» WHAT THE TASK ASKS
Select every line holding the word "that" and copy it.
BEGIN DATA EXCERPTS
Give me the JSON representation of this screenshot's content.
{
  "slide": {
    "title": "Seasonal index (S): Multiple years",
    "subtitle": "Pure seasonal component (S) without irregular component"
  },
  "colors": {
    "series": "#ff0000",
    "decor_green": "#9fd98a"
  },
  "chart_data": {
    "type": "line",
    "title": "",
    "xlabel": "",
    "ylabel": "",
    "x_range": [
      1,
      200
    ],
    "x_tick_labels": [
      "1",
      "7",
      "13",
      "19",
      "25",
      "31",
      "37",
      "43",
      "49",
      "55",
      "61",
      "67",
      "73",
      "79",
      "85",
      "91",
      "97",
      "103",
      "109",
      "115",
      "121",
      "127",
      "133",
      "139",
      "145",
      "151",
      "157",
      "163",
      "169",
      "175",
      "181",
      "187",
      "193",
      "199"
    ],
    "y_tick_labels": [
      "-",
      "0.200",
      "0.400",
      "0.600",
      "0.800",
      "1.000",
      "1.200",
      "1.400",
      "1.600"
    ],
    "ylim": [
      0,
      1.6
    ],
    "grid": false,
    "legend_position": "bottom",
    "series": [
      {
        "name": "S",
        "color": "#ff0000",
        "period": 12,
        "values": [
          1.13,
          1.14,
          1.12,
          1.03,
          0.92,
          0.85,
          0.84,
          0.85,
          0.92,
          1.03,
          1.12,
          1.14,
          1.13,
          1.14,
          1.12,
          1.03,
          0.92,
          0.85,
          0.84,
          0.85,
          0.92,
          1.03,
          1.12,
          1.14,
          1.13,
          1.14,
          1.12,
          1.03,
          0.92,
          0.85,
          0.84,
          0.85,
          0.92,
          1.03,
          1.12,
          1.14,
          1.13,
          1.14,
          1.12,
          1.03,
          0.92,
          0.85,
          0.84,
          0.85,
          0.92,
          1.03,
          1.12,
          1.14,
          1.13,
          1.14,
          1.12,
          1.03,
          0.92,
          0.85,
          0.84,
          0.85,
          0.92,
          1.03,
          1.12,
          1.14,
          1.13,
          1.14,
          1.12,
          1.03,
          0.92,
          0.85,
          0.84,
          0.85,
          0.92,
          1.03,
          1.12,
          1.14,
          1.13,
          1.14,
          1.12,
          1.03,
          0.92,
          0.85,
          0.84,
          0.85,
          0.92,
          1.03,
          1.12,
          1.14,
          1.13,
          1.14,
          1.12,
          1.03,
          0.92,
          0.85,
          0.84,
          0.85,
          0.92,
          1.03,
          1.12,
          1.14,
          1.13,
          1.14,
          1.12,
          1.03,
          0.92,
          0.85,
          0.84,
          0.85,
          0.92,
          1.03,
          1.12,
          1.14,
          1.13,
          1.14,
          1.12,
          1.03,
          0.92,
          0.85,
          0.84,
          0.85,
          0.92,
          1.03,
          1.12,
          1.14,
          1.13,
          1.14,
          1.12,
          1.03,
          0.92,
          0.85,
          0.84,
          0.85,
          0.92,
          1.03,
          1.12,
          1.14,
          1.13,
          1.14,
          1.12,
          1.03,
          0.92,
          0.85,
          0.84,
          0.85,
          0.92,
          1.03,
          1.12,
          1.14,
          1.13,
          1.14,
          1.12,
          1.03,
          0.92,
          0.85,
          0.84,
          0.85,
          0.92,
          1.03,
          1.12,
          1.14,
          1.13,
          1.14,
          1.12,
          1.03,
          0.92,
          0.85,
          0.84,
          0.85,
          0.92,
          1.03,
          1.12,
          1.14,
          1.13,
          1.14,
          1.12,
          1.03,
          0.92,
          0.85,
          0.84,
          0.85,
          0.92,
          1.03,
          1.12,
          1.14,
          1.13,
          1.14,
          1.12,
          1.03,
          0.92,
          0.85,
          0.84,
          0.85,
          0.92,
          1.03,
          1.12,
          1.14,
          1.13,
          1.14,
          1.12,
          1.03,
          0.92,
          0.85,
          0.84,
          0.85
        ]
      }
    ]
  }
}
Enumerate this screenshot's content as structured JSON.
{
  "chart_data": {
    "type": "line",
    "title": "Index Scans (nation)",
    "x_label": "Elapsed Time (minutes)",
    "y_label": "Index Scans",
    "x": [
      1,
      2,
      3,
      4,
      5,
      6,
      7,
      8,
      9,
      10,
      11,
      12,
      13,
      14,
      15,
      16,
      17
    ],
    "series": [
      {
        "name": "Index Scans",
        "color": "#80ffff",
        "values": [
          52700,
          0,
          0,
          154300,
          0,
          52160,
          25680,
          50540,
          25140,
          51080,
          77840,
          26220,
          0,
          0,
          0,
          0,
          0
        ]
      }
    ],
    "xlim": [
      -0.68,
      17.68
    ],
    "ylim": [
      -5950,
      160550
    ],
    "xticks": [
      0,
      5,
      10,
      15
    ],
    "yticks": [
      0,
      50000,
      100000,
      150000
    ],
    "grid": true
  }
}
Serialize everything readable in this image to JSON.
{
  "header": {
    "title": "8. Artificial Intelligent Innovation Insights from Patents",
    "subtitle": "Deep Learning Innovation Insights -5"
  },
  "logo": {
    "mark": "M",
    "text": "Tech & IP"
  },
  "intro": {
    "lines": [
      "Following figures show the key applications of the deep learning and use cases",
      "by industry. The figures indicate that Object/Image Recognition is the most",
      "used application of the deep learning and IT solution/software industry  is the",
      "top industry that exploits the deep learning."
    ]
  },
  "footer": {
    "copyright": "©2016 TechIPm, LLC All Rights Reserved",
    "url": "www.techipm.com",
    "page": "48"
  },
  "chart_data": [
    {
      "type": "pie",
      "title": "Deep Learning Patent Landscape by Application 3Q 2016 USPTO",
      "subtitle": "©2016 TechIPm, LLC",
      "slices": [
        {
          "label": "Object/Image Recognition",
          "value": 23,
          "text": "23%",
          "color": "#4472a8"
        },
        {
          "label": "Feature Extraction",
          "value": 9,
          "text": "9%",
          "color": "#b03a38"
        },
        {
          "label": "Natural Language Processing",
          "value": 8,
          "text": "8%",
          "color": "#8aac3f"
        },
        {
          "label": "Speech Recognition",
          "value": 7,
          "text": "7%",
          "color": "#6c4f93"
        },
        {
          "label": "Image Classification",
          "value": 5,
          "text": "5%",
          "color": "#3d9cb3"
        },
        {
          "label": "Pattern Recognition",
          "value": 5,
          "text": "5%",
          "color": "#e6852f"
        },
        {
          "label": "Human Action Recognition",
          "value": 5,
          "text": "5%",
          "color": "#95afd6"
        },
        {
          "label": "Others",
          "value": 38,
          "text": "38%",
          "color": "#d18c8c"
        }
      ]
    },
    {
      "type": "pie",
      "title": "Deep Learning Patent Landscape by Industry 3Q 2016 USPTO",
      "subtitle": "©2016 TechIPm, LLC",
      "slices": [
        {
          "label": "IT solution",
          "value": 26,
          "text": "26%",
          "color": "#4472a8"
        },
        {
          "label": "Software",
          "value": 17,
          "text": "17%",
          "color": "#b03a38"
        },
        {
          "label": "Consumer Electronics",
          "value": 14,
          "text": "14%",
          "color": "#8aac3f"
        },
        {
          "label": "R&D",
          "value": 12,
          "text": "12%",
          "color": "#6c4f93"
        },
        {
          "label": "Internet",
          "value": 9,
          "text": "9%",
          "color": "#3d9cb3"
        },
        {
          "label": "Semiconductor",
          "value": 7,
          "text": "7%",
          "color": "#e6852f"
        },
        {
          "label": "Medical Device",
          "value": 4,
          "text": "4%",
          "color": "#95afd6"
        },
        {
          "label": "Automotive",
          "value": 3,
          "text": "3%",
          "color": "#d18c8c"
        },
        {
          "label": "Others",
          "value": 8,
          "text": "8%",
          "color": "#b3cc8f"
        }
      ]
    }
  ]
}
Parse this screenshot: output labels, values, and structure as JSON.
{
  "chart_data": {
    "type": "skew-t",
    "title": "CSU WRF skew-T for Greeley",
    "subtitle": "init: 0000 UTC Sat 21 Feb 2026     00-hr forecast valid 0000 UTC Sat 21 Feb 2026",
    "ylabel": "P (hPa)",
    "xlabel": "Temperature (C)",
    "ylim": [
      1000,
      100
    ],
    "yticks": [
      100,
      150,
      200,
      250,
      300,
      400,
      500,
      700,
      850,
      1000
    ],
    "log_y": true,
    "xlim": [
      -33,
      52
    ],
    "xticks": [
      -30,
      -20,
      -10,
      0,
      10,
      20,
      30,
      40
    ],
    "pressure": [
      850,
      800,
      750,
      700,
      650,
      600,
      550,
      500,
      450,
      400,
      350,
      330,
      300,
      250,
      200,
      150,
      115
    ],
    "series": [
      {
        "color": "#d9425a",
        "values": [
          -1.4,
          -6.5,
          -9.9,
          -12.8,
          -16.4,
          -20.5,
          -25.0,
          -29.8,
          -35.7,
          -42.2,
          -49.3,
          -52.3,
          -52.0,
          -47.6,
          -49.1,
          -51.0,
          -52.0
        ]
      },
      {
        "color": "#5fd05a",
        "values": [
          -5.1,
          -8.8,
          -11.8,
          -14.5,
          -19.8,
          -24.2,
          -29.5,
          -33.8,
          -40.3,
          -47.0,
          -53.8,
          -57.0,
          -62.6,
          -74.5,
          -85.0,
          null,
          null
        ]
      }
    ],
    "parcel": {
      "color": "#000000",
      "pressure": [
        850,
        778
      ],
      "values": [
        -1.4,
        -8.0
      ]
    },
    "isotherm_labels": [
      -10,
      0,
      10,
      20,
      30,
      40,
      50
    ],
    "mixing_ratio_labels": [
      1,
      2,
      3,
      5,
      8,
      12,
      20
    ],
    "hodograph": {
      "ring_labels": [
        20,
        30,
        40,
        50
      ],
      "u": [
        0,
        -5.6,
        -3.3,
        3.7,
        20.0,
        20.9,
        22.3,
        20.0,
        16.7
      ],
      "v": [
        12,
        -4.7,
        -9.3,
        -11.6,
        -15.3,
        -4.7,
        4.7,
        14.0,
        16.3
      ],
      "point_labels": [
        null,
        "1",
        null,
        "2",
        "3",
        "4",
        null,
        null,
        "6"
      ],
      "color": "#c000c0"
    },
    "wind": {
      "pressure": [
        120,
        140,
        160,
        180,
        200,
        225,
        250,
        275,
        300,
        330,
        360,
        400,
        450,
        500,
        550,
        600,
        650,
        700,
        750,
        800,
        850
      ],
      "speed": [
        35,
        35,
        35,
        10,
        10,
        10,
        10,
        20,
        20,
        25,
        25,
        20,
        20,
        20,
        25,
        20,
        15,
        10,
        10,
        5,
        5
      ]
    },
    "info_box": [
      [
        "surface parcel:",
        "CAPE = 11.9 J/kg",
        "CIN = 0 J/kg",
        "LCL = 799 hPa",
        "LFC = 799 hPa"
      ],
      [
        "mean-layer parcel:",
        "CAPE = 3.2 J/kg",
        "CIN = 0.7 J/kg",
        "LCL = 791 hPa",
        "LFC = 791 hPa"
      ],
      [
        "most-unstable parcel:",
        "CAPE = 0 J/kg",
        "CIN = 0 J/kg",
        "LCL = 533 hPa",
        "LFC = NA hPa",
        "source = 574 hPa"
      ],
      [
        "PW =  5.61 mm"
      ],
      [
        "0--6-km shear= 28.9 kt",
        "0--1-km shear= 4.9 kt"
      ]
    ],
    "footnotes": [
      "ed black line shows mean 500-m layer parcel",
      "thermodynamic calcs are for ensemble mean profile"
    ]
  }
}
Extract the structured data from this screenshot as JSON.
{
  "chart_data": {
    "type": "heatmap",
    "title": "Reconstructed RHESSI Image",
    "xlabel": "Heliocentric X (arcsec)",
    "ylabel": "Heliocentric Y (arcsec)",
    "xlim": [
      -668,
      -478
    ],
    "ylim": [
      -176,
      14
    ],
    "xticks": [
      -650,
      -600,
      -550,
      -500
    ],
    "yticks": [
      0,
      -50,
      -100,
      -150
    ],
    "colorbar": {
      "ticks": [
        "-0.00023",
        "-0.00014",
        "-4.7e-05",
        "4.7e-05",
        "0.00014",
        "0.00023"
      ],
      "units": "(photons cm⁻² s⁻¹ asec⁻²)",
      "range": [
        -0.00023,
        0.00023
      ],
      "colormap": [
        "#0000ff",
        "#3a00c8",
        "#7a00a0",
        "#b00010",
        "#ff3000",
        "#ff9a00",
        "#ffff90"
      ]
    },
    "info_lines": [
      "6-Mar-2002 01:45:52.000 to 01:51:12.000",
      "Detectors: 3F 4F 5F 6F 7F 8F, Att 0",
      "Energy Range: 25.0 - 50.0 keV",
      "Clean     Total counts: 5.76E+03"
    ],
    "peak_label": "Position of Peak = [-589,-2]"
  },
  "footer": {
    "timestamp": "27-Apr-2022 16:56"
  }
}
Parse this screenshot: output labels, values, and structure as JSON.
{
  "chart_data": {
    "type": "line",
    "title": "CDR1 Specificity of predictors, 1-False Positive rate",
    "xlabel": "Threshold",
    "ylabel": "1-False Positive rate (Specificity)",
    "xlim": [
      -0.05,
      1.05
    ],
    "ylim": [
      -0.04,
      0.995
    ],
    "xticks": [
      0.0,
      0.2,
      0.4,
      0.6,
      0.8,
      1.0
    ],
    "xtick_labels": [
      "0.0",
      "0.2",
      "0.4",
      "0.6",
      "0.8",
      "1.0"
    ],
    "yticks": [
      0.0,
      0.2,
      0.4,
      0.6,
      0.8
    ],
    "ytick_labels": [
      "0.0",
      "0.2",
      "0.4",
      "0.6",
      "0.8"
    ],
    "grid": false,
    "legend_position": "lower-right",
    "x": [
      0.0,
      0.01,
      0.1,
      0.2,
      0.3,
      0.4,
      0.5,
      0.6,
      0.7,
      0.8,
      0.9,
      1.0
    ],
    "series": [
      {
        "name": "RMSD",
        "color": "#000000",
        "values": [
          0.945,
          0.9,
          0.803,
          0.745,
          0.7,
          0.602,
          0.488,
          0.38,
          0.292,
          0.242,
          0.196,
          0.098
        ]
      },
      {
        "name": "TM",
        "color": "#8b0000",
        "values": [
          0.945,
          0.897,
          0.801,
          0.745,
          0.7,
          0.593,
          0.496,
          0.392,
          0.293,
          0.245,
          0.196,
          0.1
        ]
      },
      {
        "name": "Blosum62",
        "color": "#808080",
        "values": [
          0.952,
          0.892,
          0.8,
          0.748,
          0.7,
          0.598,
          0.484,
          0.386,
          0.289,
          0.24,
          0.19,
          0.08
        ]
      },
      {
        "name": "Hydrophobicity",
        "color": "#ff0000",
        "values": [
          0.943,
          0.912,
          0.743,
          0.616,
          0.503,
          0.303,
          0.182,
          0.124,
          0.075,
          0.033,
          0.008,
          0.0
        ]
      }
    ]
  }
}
END DATA EXCERPTS
» COMPLETED TASK
      "by industry. The figures indicate that Object/Image Recognition is the most",
      "top industry that exploits the deep learning."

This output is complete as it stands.